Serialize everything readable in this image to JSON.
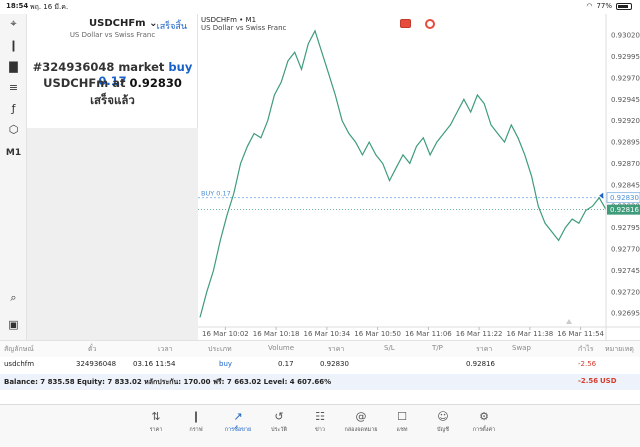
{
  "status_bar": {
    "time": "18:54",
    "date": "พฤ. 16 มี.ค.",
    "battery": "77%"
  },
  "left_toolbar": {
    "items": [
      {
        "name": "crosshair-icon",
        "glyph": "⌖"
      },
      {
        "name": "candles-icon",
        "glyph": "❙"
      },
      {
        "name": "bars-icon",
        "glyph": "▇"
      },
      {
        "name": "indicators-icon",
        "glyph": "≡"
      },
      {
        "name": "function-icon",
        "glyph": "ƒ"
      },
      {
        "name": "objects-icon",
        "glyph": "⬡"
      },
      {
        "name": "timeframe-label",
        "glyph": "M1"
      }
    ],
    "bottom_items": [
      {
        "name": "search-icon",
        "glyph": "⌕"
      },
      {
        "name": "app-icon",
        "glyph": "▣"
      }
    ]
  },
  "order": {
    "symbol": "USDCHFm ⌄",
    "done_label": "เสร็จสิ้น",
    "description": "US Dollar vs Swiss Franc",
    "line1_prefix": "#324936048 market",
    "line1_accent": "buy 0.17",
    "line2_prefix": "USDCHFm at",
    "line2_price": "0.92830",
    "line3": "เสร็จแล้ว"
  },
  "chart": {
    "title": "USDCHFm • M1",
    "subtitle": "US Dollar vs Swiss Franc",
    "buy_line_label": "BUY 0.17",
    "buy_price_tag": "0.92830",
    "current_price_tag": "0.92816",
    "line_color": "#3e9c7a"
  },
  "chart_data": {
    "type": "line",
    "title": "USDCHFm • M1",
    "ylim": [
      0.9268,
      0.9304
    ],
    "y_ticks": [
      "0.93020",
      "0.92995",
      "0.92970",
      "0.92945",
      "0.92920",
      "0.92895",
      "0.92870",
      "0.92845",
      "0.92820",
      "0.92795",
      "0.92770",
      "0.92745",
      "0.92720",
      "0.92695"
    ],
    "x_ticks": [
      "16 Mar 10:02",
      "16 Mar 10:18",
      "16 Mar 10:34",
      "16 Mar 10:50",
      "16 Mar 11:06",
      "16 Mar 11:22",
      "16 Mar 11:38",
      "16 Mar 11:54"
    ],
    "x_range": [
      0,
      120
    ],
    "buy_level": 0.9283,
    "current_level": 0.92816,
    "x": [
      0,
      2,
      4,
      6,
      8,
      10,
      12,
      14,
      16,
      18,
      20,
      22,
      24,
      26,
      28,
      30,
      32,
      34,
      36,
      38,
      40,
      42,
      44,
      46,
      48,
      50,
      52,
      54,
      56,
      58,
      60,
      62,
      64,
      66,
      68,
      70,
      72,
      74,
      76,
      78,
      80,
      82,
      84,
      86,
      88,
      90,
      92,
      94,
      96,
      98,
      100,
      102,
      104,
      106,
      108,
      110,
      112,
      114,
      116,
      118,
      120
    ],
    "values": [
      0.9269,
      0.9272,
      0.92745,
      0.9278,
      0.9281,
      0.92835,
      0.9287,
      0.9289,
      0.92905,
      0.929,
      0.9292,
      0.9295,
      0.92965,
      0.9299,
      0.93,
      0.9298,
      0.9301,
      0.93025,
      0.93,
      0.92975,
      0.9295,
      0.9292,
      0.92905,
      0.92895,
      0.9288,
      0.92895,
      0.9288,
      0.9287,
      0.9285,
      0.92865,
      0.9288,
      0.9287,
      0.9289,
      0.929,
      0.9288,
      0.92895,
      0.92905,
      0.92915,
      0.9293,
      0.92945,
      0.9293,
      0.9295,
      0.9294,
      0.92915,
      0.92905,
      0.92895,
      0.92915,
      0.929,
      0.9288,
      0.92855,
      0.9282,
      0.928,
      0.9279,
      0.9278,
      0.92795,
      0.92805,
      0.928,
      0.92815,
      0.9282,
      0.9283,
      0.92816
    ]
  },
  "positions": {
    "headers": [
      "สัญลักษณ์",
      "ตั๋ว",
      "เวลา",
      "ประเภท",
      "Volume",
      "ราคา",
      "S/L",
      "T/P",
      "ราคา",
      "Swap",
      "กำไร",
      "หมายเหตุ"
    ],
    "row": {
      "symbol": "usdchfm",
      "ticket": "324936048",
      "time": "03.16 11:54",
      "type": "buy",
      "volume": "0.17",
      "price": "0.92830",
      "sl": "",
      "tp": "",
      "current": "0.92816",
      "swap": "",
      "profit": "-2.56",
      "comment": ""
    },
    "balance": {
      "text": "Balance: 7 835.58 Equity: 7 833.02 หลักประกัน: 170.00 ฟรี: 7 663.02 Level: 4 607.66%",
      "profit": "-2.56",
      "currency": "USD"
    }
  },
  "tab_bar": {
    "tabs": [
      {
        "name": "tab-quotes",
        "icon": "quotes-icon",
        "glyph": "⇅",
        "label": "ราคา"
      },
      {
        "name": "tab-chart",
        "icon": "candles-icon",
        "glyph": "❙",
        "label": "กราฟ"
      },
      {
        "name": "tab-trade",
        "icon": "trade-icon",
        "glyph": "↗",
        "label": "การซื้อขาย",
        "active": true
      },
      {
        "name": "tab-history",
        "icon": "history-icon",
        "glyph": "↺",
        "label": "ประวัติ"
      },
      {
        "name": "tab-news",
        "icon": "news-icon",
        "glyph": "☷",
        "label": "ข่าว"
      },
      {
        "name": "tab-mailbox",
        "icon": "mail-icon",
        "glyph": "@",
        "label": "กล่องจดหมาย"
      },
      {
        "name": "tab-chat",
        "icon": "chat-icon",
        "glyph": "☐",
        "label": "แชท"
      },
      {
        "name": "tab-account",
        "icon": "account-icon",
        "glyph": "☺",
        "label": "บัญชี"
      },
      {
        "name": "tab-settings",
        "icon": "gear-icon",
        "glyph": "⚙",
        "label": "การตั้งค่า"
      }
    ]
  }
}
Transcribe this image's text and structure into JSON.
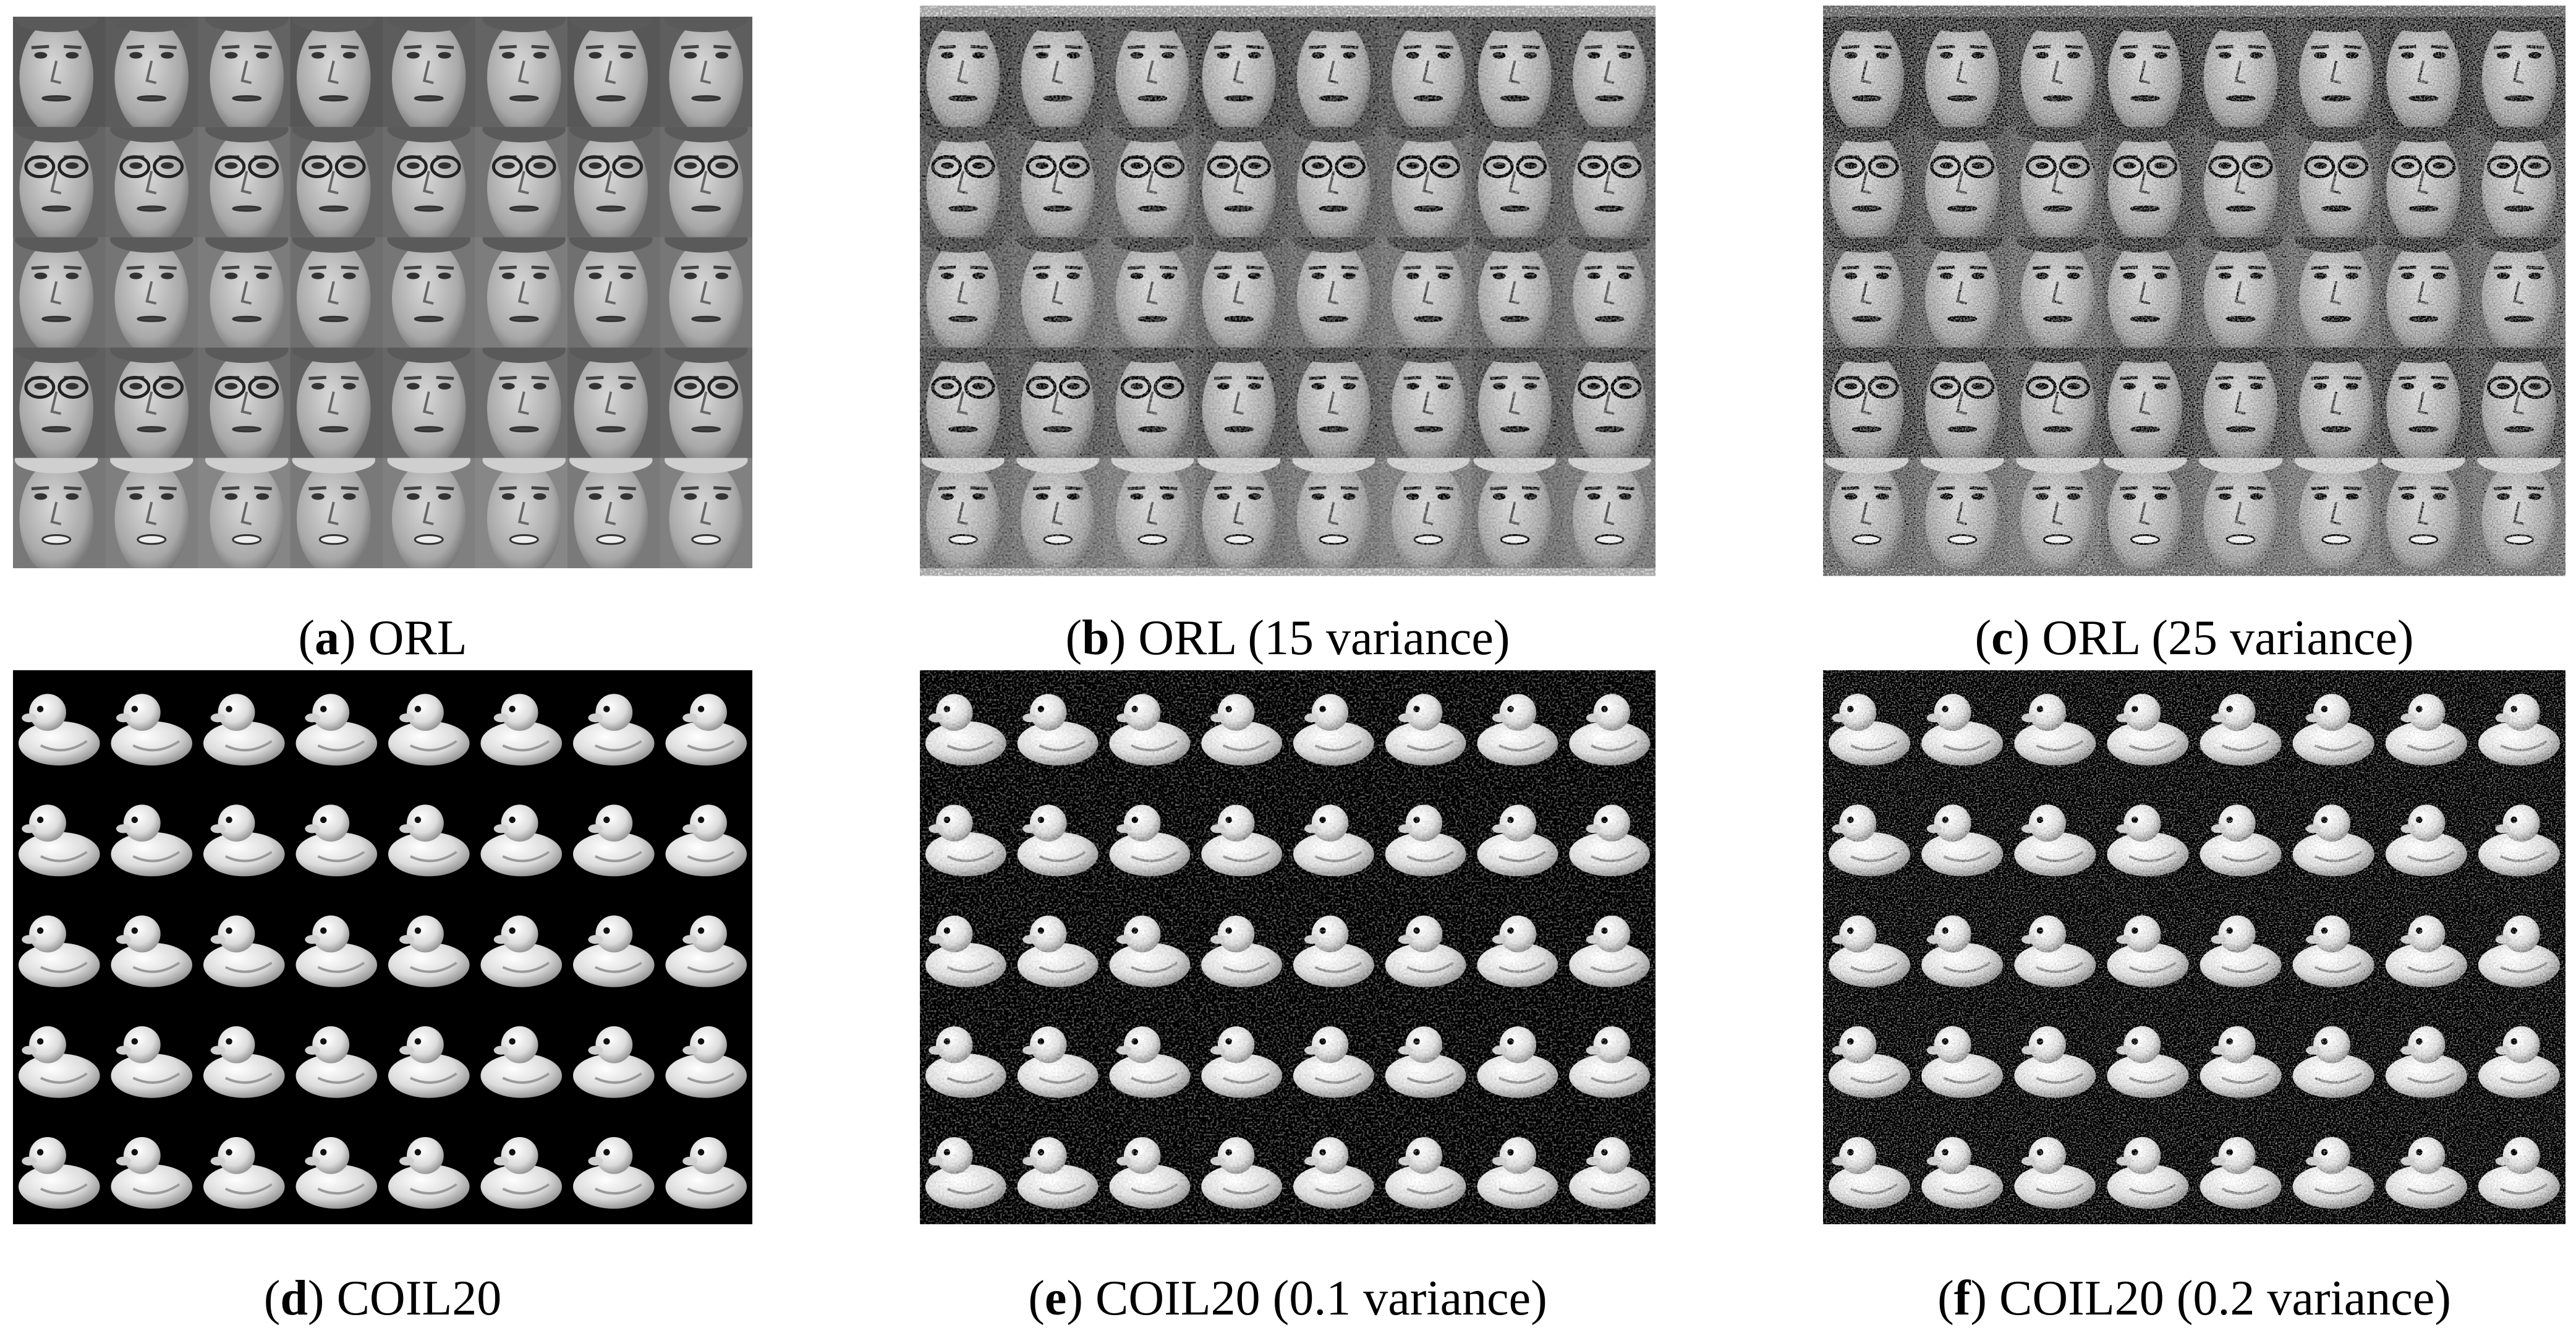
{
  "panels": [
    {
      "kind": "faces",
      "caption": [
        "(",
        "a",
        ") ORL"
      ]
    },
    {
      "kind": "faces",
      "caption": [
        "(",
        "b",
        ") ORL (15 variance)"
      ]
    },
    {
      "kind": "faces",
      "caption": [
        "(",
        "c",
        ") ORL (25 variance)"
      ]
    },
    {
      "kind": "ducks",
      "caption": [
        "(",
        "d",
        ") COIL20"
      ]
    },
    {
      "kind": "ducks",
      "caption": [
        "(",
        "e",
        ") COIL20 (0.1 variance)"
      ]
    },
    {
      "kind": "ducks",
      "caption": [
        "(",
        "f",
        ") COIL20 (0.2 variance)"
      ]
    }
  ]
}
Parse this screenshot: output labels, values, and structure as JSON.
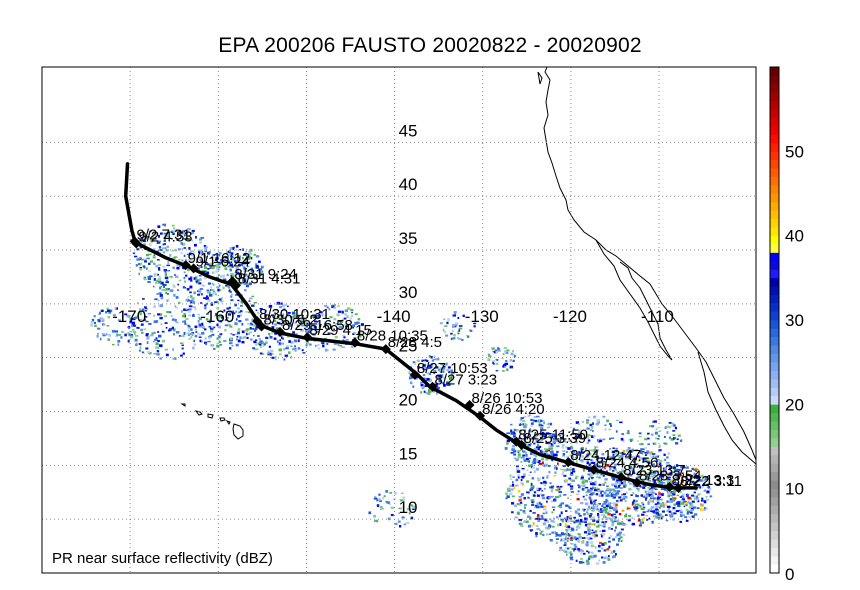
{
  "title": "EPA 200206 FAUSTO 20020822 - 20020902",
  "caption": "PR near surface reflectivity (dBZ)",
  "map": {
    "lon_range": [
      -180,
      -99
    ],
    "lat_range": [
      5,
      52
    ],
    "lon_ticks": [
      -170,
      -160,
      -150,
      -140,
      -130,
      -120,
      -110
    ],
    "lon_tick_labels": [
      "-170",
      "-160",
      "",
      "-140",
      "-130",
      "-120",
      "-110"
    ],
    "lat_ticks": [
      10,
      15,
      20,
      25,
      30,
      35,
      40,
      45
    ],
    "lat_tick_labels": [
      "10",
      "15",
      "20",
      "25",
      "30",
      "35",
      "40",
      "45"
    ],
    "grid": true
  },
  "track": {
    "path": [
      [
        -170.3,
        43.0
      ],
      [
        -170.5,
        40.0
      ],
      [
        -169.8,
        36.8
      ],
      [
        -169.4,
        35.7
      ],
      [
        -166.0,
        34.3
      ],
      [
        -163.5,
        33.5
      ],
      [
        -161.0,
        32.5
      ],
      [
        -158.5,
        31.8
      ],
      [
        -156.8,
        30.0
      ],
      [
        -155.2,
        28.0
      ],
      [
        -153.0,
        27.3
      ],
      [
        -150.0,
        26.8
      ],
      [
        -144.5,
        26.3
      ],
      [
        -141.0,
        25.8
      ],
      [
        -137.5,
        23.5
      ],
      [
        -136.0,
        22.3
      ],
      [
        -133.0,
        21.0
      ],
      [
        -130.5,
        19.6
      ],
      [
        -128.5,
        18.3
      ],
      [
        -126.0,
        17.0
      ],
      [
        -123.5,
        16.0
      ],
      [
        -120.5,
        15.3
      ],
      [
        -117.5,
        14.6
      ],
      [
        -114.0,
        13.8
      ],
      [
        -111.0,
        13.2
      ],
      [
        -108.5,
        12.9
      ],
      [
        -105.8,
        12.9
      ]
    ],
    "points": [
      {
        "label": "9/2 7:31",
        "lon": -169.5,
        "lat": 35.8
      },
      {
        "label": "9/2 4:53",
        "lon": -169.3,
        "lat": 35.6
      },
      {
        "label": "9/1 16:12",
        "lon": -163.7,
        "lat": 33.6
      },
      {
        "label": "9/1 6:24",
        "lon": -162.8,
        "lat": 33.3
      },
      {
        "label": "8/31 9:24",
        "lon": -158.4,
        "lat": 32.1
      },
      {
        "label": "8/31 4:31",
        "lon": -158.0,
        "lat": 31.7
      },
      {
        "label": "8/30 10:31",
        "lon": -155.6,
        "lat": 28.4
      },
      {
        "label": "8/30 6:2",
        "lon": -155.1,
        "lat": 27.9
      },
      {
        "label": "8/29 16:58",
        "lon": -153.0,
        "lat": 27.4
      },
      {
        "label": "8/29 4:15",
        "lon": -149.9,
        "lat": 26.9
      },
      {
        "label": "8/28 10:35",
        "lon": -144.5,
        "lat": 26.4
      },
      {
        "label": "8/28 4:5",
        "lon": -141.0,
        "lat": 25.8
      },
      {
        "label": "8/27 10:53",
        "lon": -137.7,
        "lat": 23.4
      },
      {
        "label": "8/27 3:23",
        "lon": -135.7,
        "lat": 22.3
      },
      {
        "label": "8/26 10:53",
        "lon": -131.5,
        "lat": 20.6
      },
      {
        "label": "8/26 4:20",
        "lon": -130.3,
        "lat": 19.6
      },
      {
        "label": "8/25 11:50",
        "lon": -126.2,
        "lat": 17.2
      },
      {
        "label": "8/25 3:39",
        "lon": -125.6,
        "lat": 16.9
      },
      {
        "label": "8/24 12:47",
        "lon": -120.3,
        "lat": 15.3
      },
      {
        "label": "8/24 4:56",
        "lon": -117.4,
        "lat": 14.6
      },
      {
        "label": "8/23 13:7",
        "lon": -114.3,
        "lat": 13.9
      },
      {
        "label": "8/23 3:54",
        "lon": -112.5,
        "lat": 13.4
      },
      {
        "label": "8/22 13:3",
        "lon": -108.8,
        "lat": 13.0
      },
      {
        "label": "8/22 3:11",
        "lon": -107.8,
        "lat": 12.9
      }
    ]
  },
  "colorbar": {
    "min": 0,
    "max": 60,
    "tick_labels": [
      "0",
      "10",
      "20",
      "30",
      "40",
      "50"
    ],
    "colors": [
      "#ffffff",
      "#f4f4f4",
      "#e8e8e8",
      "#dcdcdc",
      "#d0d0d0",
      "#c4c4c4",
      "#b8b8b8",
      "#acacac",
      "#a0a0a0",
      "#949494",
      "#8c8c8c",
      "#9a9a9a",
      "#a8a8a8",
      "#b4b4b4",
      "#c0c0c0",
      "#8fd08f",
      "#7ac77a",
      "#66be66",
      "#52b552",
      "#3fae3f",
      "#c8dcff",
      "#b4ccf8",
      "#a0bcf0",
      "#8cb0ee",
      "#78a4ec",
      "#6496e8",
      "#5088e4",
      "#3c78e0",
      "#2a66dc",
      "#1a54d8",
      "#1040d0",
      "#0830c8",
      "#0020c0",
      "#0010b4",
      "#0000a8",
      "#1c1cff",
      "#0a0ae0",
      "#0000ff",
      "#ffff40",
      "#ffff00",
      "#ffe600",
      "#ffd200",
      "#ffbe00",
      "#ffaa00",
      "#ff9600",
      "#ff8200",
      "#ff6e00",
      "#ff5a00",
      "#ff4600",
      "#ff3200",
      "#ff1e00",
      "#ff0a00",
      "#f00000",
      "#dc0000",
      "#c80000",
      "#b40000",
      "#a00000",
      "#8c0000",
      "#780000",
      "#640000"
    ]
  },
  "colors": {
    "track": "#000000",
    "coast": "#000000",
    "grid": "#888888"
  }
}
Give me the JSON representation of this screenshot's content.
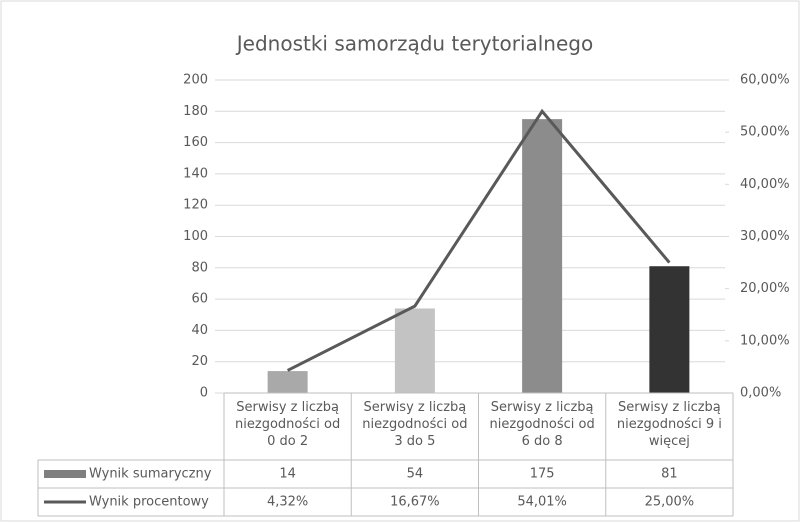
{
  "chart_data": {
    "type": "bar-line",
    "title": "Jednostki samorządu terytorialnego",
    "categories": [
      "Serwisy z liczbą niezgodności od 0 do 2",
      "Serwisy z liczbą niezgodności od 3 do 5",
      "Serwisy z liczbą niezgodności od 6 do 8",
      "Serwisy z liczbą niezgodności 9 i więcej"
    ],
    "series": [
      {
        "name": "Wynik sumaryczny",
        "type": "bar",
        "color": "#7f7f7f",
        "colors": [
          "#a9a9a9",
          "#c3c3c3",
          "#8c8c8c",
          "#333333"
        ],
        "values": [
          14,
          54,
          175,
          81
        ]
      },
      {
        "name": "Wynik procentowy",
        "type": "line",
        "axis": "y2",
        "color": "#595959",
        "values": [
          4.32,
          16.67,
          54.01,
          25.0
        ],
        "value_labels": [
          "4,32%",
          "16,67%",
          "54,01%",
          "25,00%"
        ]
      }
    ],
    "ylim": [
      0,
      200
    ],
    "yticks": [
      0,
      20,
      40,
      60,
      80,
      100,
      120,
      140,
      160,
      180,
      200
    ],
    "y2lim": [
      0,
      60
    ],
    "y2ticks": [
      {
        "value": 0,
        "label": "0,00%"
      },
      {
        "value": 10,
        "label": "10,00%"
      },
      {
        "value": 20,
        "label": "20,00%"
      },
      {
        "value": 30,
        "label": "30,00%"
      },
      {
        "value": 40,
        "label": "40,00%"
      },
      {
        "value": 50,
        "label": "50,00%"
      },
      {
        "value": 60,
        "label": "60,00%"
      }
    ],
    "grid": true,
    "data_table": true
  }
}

* [Task to carry out]
Extract every line that has the string "Serwisy" in it.

* [Solution to this problem]
      "Serwisy z liczbą niezgodności od 0 do 2",
      "Serwisy z liczbą niezgodności od 3 do 5",
      "Serwisy z liczbą niezgodności od 6 do 8",
      "Serwisy z liczbą niezgodności 9 i więcej"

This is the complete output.